- **Texto de leitura**
Causou grande comoção na classe contábil recente julgamento do Tribunal Regional Federal da 4ª Região, divulgado pela imprensa, que considerou um contabilista como solidariamente responsável por multas tributárias aplicadas à instituição para a qual prestava serviços. A decisão tem a seguinte ementa:
TRIBUTÁRIO. EXECUÇÃO FISCAL. REDIRECIONAMENTO CONTRA TERCEIRO. CONTADOR DA EMPRESA. AUSÊNCIA DE ESGOTAMENTO DE MEDIDAS EXECUTIVAS CONTRA A PESSOA JURÍDICA OU DE DISSOLUÇÃO IRREGULAR. PARCELAMENTO DA DÍVIDA. RESPONSABILIDADE PESSOAL DO PREPOSTO POR ATOS DOLOSOS. DÉBITO RELATIVO A MULTAS. FALTA DE FUNDAMENTAÇÃO QUANTO À RESPONSABILIDADE DO AGRAVANTE EM RELAÇÃO ÀS INFRAÇÕES COMINADAS.

- **Linhas fornecidas**

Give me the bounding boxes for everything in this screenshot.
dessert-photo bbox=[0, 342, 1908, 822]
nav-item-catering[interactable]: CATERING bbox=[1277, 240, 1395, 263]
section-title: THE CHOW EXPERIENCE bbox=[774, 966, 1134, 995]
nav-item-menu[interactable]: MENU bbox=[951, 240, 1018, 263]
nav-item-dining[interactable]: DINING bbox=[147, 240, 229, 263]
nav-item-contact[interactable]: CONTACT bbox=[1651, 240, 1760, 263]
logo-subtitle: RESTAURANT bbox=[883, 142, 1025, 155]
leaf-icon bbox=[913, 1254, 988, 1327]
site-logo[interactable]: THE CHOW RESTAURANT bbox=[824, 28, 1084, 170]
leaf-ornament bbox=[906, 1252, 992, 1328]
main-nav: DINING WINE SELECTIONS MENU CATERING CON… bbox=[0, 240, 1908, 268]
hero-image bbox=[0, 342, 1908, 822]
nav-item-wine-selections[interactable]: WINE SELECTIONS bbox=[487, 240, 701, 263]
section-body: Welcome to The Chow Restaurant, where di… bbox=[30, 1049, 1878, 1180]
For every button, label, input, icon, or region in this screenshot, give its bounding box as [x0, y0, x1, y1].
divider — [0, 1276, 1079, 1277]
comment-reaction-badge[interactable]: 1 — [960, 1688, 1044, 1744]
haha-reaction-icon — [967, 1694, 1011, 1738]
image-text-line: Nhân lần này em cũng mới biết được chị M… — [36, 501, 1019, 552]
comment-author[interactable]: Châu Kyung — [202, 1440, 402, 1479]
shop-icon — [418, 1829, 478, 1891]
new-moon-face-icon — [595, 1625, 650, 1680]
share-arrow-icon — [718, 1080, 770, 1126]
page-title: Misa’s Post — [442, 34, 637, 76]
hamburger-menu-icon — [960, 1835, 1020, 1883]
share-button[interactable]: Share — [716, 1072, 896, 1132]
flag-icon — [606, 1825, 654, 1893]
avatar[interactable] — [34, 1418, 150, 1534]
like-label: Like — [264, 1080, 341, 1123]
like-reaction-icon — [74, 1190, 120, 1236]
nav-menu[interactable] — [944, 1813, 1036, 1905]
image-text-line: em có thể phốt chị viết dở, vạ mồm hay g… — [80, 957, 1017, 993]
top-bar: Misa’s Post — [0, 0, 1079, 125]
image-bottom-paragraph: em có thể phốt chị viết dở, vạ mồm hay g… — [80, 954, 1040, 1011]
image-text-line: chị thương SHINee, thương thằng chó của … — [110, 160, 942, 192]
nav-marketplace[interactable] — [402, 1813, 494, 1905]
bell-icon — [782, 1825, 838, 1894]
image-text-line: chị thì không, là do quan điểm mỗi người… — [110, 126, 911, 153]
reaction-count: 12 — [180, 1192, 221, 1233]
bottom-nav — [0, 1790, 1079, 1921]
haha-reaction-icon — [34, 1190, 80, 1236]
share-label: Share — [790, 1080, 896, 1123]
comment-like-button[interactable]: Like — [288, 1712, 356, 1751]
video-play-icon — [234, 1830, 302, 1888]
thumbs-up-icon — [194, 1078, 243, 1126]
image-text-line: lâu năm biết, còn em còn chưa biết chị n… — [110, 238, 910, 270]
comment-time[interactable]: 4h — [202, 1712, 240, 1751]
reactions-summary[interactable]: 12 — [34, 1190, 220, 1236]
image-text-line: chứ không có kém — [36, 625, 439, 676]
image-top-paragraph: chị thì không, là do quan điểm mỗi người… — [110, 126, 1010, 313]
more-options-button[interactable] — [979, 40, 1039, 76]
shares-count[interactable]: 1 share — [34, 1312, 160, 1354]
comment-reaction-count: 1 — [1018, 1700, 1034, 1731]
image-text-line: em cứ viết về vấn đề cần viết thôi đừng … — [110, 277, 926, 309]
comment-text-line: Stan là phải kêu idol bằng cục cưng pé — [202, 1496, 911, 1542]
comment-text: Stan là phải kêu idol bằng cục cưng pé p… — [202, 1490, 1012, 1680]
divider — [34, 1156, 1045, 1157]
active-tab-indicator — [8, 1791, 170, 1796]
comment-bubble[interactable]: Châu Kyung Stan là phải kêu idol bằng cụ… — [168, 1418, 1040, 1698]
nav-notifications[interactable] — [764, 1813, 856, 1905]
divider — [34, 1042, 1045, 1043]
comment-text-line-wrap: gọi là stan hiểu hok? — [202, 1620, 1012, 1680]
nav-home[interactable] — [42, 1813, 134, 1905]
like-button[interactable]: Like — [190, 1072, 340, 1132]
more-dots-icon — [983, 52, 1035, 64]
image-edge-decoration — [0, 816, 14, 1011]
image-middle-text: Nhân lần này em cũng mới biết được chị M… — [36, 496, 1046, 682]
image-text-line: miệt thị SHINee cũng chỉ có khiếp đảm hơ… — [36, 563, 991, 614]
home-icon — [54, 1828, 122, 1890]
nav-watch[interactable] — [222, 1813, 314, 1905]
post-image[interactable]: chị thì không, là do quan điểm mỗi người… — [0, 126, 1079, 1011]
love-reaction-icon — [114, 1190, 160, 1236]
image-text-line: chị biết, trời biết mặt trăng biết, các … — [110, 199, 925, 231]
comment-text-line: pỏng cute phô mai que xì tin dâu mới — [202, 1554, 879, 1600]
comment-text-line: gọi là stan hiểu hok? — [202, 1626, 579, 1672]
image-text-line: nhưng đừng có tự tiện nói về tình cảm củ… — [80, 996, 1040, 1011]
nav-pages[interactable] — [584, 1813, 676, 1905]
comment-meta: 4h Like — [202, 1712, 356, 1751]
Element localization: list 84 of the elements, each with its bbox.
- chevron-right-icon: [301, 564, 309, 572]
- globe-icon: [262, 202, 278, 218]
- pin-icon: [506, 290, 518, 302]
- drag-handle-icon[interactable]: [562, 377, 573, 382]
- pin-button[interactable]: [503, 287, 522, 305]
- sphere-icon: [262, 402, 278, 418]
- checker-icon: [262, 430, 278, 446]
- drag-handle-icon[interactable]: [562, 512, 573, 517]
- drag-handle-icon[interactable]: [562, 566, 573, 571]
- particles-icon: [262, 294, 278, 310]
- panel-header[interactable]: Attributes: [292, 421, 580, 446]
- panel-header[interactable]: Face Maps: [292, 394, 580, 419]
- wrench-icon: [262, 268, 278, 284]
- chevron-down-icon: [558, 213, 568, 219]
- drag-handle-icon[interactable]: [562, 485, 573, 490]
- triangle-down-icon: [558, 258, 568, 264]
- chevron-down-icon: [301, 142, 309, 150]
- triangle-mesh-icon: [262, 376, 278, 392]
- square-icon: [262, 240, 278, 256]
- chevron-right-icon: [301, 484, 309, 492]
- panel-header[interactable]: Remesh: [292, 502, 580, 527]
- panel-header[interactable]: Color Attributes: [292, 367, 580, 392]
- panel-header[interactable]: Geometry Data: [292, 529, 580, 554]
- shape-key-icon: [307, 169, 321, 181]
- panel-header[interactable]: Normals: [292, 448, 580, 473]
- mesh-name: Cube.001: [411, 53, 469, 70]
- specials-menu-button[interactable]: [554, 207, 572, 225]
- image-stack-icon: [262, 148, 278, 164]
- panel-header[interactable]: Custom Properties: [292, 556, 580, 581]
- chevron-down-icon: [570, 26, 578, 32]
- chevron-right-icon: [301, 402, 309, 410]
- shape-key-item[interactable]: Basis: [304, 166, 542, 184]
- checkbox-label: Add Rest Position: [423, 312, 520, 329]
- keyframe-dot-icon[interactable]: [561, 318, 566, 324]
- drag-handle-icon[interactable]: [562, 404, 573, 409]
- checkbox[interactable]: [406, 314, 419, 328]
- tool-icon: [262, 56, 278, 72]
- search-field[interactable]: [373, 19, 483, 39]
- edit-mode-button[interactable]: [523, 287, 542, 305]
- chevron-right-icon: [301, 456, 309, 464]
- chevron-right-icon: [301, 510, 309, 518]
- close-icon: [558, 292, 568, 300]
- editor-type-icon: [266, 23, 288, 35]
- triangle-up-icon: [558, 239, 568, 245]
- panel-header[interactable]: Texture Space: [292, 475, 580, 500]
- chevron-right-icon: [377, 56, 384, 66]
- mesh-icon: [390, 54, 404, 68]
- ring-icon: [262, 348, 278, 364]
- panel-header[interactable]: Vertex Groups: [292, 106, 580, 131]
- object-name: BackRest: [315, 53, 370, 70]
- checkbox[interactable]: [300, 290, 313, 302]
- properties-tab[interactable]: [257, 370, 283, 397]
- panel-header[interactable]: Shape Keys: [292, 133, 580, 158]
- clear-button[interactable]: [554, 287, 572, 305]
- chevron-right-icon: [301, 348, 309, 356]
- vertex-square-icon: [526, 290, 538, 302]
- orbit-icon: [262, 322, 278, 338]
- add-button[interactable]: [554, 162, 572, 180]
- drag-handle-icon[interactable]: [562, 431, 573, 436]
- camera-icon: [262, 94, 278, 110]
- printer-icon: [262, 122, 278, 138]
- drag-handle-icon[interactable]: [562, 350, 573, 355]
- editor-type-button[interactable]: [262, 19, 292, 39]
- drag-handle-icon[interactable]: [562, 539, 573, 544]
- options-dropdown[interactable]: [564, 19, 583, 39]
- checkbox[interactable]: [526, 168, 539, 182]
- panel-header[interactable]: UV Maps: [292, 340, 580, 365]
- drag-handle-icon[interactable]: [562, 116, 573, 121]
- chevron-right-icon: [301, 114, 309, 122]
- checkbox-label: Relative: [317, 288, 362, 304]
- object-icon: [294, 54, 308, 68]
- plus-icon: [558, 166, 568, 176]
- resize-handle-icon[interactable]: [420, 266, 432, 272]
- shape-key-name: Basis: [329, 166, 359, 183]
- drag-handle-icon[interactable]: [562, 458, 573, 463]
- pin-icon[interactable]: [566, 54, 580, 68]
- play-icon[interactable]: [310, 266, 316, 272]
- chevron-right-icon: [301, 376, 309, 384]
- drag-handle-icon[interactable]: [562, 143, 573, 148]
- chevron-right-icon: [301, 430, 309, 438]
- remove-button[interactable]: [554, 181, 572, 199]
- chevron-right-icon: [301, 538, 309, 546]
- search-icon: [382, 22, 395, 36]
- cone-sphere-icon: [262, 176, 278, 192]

- **Instruções e requisitos**
Dê continuidade ao texto sobre a responsabilidade do contador por multas tributárias a partir do ponto em que ele termina. As linhas não têm relação alguma com o texto sobre a responsabilidade do contador por multas tributárias.

- **Resultado do exercício**
1. O redirecionamento da execução fiscal em face do responsável é possível, independentemente da inclusão em CDA, desde que presentes indícios de quaisquer das situações descritas pelas normas que disciplinam a matéria.
2. O artigo 124, II, do CTN estabelece a responsabilidade pessoal e direta das pessoas designadas em lei. De outro norte, o Código Civil em seu artigo 1.177 estabelece a responsabilidade dos prepostos perante terceiros solidariamente com o preponente, pelos atos dolosos.
3. No caso, há relatórios fiscais em que são apontadas práticas contábeis supostamente eivadas de fraude no contexto das execuções fiscais movidas pela Fazenda Nacional contra a CELP/Ulbra. O campo das multas por descumprimento de obrigações acessórias e por apresentação de documentos supostamente eivados de falsidade nos procedimentos de compensação diz respeito exatamente às atribuições desempenhadas pelo embargante na entidade executada, na qualidade de contador.
4. A decisão agravada, ao reconhecer a responsabilidade solidária do profissional de contabilidade, no caso, considerou expressamente tratar-se de Certidão de Dívida Ativa relativa a créditos de multas isoladas e ex officio.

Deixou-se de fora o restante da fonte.